Directions
Single out the lines of the material that contain "Troy" and copy them.

----

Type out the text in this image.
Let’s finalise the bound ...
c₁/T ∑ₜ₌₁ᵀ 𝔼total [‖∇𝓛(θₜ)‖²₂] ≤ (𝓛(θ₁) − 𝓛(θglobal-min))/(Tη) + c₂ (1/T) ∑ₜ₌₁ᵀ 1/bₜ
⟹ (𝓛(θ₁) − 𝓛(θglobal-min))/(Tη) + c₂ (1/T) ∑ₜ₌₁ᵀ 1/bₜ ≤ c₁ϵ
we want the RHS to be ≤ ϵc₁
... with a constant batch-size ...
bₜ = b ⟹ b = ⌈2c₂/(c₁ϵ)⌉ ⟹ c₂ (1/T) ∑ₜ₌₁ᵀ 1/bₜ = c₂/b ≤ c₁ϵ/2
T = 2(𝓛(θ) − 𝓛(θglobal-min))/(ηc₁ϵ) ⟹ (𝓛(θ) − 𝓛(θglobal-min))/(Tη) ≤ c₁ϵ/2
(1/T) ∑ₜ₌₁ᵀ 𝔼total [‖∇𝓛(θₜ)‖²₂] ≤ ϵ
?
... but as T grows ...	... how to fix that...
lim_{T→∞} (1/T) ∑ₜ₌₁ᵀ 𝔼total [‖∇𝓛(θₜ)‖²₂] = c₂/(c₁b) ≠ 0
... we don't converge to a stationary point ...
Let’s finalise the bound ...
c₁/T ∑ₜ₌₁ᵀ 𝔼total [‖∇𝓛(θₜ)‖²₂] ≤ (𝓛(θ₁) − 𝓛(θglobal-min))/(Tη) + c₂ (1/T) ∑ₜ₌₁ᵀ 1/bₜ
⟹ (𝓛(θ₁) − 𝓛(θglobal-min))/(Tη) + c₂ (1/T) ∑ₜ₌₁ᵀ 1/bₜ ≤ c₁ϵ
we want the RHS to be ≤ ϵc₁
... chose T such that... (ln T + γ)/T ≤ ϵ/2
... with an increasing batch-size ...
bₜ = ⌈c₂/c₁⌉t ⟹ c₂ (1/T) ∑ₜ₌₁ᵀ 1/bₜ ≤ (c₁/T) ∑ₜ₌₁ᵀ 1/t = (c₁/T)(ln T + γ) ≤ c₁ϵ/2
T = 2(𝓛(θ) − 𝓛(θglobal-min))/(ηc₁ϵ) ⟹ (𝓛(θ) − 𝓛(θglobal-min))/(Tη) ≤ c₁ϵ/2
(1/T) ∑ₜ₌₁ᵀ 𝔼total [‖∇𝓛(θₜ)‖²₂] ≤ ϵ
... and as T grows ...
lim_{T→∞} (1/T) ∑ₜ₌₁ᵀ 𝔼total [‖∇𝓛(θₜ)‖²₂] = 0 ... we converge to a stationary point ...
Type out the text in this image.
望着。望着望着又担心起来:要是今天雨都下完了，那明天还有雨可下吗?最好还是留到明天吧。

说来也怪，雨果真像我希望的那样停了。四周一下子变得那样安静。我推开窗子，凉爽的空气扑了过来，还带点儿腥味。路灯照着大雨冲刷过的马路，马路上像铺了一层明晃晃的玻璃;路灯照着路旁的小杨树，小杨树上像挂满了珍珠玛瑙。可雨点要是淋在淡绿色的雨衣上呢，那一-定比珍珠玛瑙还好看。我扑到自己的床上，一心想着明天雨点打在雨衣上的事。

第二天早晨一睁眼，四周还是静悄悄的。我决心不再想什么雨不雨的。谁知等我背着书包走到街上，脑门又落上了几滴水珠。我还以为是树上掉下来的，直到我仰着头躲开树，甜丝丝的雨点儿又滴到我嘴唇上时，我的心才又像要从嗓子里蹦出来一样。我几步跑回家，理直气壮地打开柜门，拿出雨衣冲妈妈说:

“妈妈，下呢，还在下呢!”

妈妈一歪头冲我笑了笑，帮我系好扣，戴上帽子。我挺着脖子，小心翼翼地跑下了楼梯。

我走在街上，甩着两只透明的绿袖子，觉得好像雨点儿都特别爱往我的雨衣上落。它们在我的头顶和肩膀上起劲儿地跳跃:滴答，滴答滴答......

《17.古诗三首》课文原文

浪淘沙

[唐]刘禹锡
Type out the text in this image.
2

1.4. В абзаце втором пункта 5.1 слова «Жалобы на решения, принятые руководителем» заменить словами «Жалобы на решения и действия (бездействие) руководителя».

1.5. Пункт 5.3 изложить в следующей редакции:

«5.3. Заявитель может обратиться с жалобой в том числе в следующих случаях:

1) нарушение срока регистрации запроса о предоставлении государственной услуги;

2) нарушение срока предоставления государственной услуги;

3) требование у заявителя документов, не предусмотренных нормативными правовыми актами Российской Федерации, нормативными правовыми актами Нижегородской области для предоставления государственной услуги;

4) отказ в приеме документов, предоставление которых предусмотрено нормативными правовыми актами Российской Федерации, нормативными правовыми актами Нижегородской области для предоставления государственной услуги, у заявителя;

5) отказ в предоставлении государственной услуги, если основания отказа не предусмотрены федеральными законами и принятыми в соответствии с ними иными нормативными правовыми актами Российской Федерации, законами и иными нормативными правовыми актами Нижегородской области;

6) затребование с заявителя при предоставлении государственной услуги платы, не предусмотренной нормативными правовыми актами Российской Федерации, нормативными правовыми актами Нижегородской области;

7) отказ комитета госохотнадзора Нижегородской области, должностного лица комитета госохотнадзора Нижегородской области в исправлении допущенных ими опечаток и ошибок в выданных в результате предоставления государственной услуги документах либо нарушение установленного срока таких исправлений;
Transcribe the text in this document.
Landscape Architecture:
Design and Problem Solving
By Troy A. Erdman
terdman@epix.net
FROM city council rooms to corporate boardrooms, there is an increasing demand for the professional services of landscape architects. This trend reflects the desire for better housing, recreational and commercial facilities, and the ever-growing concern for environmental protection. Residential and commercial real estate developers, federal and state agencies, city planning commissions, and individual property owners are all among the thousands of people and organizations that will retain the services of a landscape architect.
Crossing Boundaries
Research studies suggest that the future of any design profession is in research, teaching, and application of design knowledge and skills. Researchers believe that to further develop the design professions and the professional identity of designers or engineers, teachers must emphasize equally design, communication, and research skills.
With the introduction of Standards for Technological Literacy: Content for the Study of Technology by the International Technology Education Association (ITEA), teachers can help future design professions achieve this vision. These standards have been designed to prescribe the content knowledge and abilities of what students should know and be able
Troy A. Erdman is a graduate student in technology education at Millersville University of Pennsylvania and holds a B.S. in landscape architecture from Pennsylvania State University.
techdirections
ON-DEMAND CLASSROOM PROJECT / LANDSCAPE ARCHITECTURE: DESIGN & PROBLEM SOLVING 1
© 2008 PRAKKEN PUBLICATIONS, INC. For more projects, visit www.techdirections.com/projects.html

----

Exercise output
By Troy A. Erdman
Troy A. Erdman is a graduate student in technology education at Millersville University of Pennsylvania and holds a B.S. in landscape architecture from Pennsylvania State University.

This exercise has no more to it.